◆ **Stated goal**: Report, word for word, every line of the material that contains "after".
----------------------------------------
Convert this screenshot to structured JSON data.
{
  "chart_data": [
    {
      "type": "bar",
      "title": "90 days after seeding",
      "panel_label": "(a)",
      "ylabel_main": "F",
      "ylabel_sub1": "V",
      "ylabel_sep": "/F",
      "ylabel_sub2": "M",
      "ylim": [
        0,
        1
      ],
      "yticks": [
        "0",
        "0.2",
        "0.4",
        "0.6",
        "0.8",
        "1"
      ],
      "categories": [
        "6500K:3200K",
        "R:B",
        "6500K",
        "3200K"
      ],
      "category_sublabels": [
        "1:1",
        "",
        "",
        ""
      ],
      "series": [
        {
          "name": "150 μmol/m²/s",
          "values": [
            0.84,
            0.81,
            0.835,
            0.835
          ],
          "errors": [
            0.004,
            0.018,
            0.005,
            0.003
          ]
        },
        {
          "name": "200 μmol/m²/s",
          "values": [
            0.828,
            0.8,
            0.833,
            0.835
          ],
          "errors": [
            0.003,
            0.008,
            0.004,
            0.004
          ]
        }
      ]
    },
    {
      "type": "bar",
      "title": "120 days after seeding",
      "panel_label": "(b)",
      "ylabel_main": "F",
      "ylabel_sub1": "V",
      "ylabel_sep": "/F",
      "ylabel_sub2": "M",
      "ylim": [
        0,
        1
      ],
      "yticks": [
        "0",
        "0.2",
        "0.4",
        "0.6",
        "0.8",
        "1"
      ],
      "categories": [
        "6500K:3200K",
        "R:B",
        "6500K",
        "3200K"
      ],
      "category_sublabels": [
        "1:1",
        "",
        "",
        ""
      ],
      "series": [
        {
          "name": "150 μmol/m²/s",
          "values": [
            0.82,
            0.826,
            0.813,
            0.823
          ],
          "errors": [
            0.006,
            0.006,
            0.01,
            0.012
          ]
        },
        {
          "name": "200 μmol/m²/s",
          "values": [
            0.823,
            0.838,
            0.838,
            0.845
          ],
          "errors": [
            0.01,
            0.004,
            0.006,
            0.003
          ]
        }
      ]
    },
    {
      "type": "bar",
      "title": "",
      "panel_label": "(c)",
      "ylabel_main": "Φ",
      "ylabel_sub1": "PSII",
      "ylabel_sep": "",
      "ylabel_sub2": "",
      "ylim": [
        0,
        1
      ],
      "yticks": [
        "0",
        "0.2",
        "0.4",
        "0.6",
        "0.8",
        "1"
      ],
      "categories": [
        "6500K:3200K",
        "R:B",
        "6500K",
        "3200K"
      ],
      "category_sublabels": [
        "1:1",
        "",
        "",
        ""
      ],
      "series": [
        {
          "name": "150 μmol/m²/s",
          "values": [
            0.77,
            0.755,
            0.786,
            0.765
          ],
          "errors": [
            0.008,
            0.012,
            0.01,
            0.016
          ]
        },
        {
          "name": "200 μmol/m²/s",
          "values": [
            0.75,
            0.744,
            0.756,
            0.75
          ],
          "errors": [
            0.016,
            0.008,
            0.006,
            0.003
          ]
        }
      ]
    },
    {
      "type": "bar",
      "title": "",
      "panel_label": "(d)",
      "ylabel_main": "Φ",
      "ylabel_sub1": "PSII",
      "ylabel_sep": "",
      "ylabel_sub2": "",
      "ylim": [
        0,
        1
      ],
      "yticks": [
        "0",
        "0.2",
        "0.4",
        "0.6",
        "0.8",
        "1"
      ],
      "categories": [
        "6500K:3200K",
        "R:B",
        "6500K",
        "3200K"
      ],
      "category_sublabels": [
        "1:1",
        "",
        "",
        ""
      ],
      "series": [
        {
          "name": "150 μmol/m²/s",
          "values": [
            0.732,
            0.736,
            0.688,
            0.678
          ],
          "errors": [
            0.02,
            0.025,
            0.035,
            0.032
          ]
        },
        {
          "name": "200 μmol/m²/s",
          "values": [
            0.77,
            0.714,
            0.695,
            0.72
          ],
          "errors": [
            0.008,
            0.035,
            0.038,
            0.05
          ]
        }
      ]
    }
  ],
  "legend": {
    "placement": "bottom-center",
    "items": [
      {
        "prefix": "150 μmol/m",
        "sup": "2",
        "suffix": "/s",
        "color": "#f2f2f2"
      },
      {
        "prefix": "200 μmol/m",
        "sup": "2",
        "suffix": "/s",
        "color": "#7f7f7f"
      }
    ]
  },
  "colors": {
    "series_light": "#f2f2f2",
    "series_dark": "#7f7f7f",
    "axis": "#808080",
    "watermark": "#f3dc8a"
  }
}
----------------------------------------
◆ **Task answer**:
      "title": "90 days after seeding",
      "title": "120 days after seeding",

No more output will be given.